# [RECORDS FOR THE EXERCISE]
>> START
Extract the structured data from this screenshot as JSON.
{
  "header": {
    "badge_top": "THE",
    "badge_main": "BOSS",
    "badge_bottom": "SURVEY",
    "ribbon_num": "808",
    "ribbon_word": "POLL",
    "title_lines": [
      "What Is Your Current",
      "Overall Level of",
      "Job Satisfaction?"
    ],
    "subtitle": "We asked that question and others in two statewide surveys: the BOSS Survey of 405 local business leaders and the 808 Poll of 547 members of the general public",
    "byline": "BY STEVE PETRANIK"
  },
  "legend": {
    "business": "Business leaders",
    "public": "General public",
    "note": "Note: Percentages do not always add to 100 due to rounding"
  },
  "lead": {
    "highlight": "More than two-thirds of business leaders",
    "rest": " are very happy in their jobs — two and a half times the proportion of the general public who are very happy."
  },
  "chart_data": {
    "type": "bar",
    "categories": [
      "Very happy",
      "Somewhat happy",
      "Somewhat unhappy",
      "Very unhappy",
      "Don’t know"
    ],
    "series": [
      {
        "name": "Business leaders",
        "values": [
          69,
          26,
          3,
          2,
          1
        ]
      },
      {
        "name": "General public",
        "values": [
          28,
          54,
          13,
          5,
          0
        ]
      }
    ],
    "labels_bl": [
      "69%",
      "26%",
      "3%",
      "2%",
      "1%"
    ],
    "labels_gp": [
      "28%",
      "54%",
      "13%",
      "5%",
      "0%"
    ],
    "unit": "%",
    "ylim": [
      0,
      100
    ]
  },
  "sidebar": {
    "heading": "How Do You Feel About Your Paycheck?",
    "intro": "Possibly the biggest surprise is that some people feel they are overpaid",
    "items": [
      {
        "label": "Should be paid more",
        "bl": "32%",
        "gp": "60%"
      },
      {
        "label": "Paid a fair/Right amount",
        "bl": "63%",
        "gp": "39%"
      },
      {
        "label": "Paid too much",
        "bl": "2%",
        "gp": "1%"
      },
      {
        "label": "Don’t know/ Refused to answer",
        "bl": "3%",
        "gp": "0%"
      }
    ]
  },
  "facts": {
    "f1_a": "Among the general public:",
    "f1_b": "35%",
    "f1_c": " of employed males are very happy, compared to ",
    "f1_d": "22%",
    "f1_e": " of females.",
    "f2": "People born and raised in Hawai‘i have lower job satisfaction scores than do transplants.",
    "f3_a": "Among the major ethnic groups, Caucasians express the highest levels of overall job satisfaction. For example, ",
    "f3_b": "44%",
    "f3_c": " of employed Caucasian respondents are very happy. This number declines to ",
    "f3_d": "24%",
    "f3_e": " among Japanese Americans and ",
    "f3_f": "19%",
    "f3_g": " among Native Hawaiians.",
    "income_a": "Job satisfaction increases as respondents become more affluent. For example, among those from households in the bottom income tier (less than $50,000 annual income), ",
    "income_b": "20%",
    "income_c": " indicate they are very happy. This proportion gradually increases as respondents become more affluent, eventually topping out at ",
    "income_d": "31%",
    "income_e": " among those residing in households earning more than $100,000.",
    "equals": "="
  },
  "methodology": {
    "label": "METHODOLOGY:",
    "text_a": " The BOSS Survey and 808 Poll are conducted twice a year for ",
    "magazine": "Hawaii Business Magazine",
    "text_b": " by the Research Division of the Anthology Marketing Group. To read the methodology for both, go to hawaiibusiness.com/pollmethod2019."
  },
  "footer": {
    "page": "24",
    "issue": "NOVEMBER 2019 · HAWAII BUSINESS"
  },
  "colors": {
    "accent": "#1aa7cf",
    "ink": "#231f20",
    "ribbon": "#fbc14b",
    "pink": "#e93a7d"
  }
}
>> END
Search the data for "name". Copy every matching line.

# [WORKED SOLUTION]
        "name": "Business leaders",
        "name": "General public",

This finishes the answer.